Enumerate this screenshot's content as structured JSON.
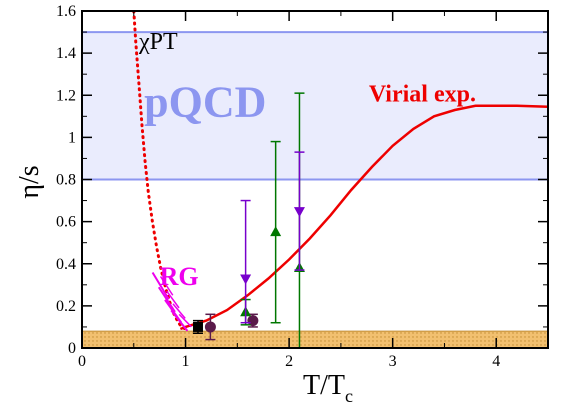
{
  "chart_data": {
    "type": "line",
    "title": "",
    "xlabel": "T/T",
    "xlabel_sub": "c",
    "ylabel": "η/s",
    "xlim": [
      0,
      4.5
    ],
    "ylim": [
      0,
      1.6
    ],
    "xticks": [
      0,
      1,
      2,
      3,
      4
    ],
    "yticks": [
      0,
      0.2,
      0.4,
      0.6,
      0.8,
      1,
      1.2,
      1.4,
      1.6
    ],
    "xtick_labels": [
      "0",
      "1",
      "2",
      "3",
      "4"
    ],
    "ytick_labels": [
      "0",
      "0.2",
      "0.4",
      "0.6",
      "0.8",
      "1",
      "1.2",
      "1.4",
      "1.6"
    ],
    "kss_bound": 0.08,
    "bands": [
      {
        "label": "pQCD",
        "y_from": 0.8,
        "y_to": 1.5,
        "color": "#8c96f0",
        "label_pos": [
          0.6,
          1.1
        ]
      }
    ],
    "annotations": [
      {
        "text": "χPT",
        "x": 0.55,
        "y": 1.42,
        "color": "#ee0000"
      },
      {
        "text": "Virial exp.",
        "x": 2.77,
        "y": 1.17,
        "color": "#ee0000"
      },
      {
        "text": "RG",
        "x": 0.75,
        "y": 0.3,
        "color": "#ee00ee"
      }
    ],
    "series": [
      {
        "style": "dotted",
        "color": "#ee0000",
        "x": [
          0.5,
          0.52,
          0.55,
          0.58,
          0.61,
          0.64,
          0.68,
          0.72,
          0.76,
          0.8,
          0.84,
          0.88,
          0.92,
          0.96,
          1.0
        ],
        "y": [
          1.6,
          1.45,
          1.25,
          1.05,
          0.88,
          0.74,
          0.6,
          0.48,
          0.38,
          0.3,
          0.23,
          0.17,
          0.13,
          0.1,
          0.09
        ]
      },
      {
        "style": "solid",
        "color": "#ee0000",
        "x": [
          0.95,
          1.0,
          1.2,
          1.4,
          1.6,
          1.8,
          2.0,
          2.2,
          2.4,
          2.6,
          2.8,
          3.0,
          3.2,
          3.4,
          3.6,
          3.8,
          4.0,
          4.2,
          4.5
        ],
        "y": [
          0.09,
          0.1,
          0.13,
          0.18,
          0.25,
          0.33,
          0.42,
          0.52,
          0.63,
          0.75,
          0.86,
          0.96,
          1.04,
          1.1,
          1.13,
          1.15,
          1.15,
          1.15,
          1.145
        ]
      },
      {
        "style": "hatch",
        "color": "#ee00ee",
        "x": [
          0.72,
          0.78,
          0.84,
          0.9,
          0.96
        ],
        "y": [
          0.33,
          0.26,
          0.2,
          0.15,
          0.11
        ]
      }
    ],
    "points": [
      {
        "x": 1.12,
        "y": 0.1,
        "err": 0.03,
        "marker": "square",
        "color": "#000000"
      },
      {
        "x": 1.24,
        "y": 0.1,
        "err": 0.06,
        "marker": "circle",
        "color": "#5a1a4a"
      },
      {
        "x": 1.65,
        "y": 0.13,
        "err": 0.03,
        "marker": "circle",
        "color": "#5a1a4a"
      },
      {
        "x": 1.58,
        "y": 0.17,
        "err": 0.06,
        "marker": "triangle-up",
        "color": "#007700"
      },
      {
        "x": 1.58,
        "y": 0.33,
        "err_low": 0.21,
        "err_high": 0.37,
        "marker": "triangle-down",
        "color": "#7700cc"
      },
      {
        "x": 1.87,
        "y": 0.55,
        "err": 0.43,
        "marker": "triangle-up",
        "color": "#007700"
      },
      {
        "x": 2.1,
        "y": 0.38,
        "err_low": 0.38,
        "err_high": 0.83,
        "marker": "triangle-up",
        "color": "#007700"
      },
      {
        "x": 2.1,
        "y": 0.65,
        "err": 0.28,
        "marker": "triangle-down",
        "color": "#7700cc"
      }
    ],
    "grid": false,
    "legend": "none"
  }
}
══════════════════════════════
> _BRIEF_
Transcribe the records above exactly, leaving out every picture.

> _THE REPLY_
Enumerate this screenshot's content as structured JSON.
{
  "chart_data": {
    "type": "line",
    "title": "",
    "xlabel": "T/T",
    "xlabel_sub": "c",
    "ylabel": "η/s",
    "xlim": [
      0,
      4.5
    ],
    "ylim": [
      0,
      1.6
    ],
    "xticks": [
      0,
      1,
      2,
      3,
      4
    ],
    "yticks": [
      0,
      0.2,
      0.4,
      0.6,
      0.8,
      1,
      1.2,
      1.4,
      1.6
    ],
    "xtick_labels": [
      "0",
      "1",
      "2",
      "3",
      "4"
    ],
    "ytick_labels": [
      "0",
      "0.2",
      "0.4",
      "0.6",
      "0.8",
      "1",
      "1.2",
      "1.4",
      "1.6"
    ],
    "kss_bound": 0.08,
    "bands": [
      {
        "label": "pQCD",
        "y_from": 0.8,
        "y_to": 1.5,
        "color": "#8c96f0",
        "label_pos": [
          0.6,
          1.1
        ]
      }
    ],
    "annotations": [
      {
        "text": "χPT",
        "x": 0.55,
        "y": 1.42,
        "color": "#ee0000"
      },
      {
        "text": "Virial exp.",
        "x": 2.77,
        "y": 1.17,
        "color": "#ee0000"
      },
      {
        "text": "RG",
        "x": 0.75,
        "y": 0.3,
        "color": "#ee00ee"
      }
    ],
    "series": [
      {
        "style": "dotted",
        "color": "#ee0000",
        "x": [
          0.5,
          0.52,
          0.55,
          0.58,
          0.61,
          0.64,
          0.68,
          0.72,
          0.76,
          0.8,
          0.84,
          0.88,
          0.92,
          0.96,
          1.0
        ],
        "y": [
          1.6,
          1.45,
          1.25,
          1.05,
          0.88,
          0.74,
          0.6,
          0.48,
          0.38,
          0.3,
          0.23,
          0.17,
          0.13,
          0.1,
          0.09
        ]
      },
      {
        "style": "solid",
        "color": "#ee0000",
        "x": [
          0.95,
          1.0,
          1.2,
          1.4,
          1.6,
          1.8,
          2.0,
          2.2,
          2.4,
          2.6,
          2.8,
          3.0,
          3.2,
          3.4,
          3.6,
          3.8,
          4.0,
          4.2,
          4.5
        ],
        "y": [
          0.09,
          0.1,
          0.13,
          0.18,
          0.25,
          0.33,
          0.42,
          0.52,
          0.63,
          0.75,
          0.86,
          0.96,
          1.04,
          1.1,
          1.13,
          1.15,
          1.15,
          1.15,
          1.145
        ]
      },
      {
        "style": "hatch",
        "color": "#ee00ee",
        "x": [
          0.72,
          0.78,
          0.84,
          0.9,
          0.96
        ],
        "y": [
          0.33,
          0.26,
          0.2,
          0.15,
          0.11
        ]
      }
    ],
    "points": [
      {
        "x": 1.12,
        "y": 0.1,
        "err": 0.03,
        "marker": "square",
        "color": "#000000"
      },
      {
        "x": 1.24,
        "y": 0.1,
        "err": 0.06,
        "marker": "circle",
        "color": "#5a1a4a"
      },
      {
        "x": 1.65,
        "y": 0.13,
        "err": 0.03,
        "marker": "circle",
        "color": "#5a1a4a"
      },
      {
        "x": 1.58,
        "y": 0.17,
        "err": 0.06,
        "marker": "triangle-up",
        "color": "#007700"
      },
      {
        "x": 1.58,
        "y": 0.33,
        "err_low": 0.21,
        "err_high": 0.37,
        "marker": "triangle-down",
        "color": "#7700cc"
      },
      {
        "x": 1.87,
        "y": 0.55,
        "err": 0.43,
        "marker": "triangle-up",
        "color": "#007700"
      },
      {
        "x": 2.1,
        "y": 0.38,
        "err_low": 0.38,
        "err_high": 0.83,
        "marker": "triangle-up",
        "color": "#007700"
      },
      {
        "x": 2.1,
        "y": 0.65,
        "err": 0.28,
        "marker": "triangle-down",
        "color": "#7700cc"
      }
    ],
    "grid": false,
    "legend": "none"
  }
}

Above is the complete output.